-------- Given information --------
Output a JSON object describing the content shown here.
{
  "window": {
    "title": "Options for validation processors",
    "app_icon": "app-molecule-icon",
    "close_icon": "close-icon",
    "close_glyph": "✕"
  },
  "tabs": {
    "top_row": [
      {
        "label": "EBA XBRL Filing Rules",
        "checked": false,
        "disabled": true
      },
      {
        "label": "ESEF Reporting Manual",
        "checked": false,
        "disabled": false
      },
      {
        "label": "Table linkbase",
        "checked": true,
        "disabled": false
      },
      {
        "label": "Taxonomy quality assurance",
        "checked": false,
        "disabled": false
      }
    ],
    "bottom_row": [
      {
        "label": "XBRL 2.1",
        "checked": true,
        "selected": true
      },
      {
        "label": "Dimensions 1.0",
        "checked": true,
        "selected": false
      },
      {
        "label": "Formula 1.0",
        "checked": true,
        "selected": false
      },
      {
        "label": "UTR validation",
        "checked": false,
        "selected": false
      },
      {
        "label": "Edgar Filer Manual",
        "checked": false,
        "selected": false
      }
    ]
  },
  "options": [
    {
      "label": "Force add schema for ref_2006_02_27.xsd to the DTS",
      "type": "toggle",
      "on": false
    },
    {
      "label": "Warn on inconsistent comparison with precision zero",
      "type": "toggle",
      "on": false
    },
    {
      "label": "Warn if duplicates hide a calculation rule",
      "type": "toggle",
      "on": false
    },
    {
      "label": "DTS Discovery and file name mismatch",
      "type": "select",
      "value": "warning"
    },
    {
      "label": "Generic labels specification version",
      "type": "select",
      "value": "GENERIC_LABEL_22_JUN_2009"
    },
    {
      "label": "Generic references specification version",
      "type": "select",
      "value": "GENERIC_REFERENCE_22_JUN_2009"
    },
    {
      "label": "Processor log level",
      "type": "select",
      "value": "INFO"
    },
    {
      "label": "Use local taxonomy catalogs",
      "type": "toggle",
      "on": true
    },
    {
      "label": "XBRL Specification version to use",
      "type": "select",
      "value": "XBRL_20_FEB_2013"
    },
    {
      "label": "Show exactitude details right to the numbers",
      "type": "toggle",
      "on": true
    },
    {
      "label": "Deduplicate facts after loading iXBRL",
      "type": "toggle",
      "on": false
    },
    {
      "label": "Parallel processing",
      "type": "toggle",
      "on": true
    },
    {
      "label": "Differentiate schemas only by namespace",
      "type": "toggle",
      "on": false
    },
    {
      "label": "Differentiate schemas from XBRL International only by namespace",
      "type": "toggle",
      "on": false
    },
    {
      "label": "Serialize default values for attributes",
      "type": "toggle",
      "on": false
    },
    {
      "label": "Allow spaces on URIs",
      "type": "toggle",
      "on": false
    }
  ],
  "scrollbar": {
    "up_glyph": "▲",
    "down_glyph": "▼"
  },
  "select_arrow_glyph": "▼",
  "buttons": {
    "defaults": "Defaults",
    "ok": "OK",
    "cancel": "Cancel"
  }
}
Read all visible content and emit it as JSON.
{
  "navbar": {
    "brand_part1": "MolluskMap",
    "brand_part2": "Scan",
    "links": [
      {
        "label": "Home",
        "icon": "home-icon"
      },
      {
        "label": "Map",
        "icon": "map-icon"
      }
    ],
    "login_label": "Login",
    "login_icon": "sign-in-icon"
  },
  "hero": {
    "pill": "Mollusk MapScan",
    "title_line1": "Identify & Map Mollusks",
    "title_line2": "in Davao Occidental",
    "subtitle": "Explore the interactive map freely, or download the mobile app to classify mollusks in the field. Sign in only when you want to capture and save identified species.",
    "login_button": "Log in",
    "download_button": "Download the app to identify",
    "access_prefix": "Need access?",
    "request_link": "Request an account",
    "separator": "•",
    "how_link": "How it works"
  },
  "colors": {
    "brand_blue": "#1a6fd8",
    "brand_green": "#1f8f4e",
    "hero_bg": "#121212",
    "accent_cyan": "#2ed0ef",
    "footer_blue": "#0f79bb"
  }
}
--------
Reproduce each line of the material above precisely.

Output a JSON object describing the content shown here.
{
  "window": {
    "title": "Options for validation processors",
    "app_icon": "app-molecule-icon",
    "close_icon": "close-icon",
    "close_glyph": "✕"
  },
  "tabs": {
    "top_row": [
      {
        "label": "EBA XBRL Filing Rules",
        "checked": false,
        "disabled": true
      },
      {
        "label": "ESEF Reporting Manual",
        "checked": false,
        "disabled": false
      },
      {
        "label": "Table linkbase",
        "checked": true,
        "disabled": false
      },
      {
        "label": "Taxonomy quality assurance",
        "checked": false,
        "disabled": false
      }
    ],
    "bottom_row": [
      {
        "label": "XBRL 2.1",
        "checked": true,
        "selected": true
      },
      {
        "label": "Dimensions 1.0",
        "checked": true,
        "selected": false
      },
      {
        "label": "Formula 1.0",
        "checked": true,
        "selected": false
      },
      {
        "label": "UTR validation",
        "checked": false,
        "selected": false
      },
      {
        "label": "Edgar Filer Manual",
        "checked": false,
        "selected": false
      }
    ]
  },
  "options": [
    {
      "label": "Force add schema for ref_2006_02_27.xsd to the DTS",
      "type": "toggle",
      "on": false
    },
    {
      "label": "Warn on inconsistent comparison with precision zero",
      "type": "toggle",
      "on": false
    },
    {
      "label": "Warn if duplicates hide a calculation rule",
      "type": "toggle",
      "on": false
    },
    {
      "label": "DTS Discovery and file name mismatch",
      "type": "select",
      "value": "warning"
    },
    {
      "label": "Generic labels specification version",
      "type": "select",
      "value": "GENERIC_LABEL_22_JUN_2009"
    },
    {
      "label": "Generic references specification version",
      "type": "select",
      "value": "GENERIC_REFERENCE_22_JUN_2009"
    },
    {
      "label": "Processor log level",
      "type": "select",
      "value": "INFO"
    },
    {
      "label": "Use local taxonomy catalogs",
      "type": "toggle",
      "on": true
    },
    {
      "label": "XBRL Specification version to use",
      "type": "select",
      "value": "XBRL_20_FEB_2013"
    },
    {
      "label": "Show exactitude details right to the numbers",
      "type": "toggle",
      "on": true
    },
    {
      "label": "Deduplicate facts after loading iXBRL",
      "type": "toggle",
      "on": false
    },
    {
      "label": "Parallel processing",
      "type": "toggle",
      "on": true
    },
    {
      "label": "Differentiate schemas only by namespace",
      "type": "toggle",
      "on": false
    },
    {
      "label": "Differentiate schemas from XBRL International only by namespace",
      "type": "toggle",
      "on": false
    },
    {
      "label": "Serialize default values for attributes",
      "type": "toggle",
      "on": false
    },
    {
      "label": "Allow spaces on URIs",
      "type": "toggle",
      "on": false
    }
  ],
  "scrollbar": {
    "up_glyph": "▲",
    "down_glyph": "▼"
  },
  "select_arrow_glyph": "▼",
  "buttons": {
    "defaults": "Defaults",
    "ok": "OK",
    "cancel": "Cancel"
  }
}
Read all visible content and emit it as JSON.
{
  "navbar": {
    "brand_part1": "MolluskMap",
    "brand_part2": "Scan",
    "links": [
      {
        "label": "Home",
        "icon": "home-icon"
      },
      {
        "label": "Map",
        "icon": "map-icon"
      }
    ],
    "login_label": "Login",
    "login_icon": "sign-in-icon"
  },
  "hero": {
    "pill": "Mollusk MapScan",
    "title_line1": "Identify & Map Mollusks",
    "title_line2": "in Davao Occidental",
    "subtitle": "Explore the interactive map freely, or download the mobile app to classify mollusks in the field. Sign in only when you want to capture and save identified species.",
    "login_button": "Log in",
    "download_button": "Download the app to identify",
    "access_prefix": "Need access?",
    "request_link": "Request an account",
    "separator": "•",
    "how_link": "How it works"
  },
  "colors": {
    "brand_blue": "#1a6fd8",
    "brand_green": "#1f8f4e",
    "hero_bg": "#121212",
    "accent_cyan": "#2ed0ef",
    "footer_blue": "#0f79bb"
  }
}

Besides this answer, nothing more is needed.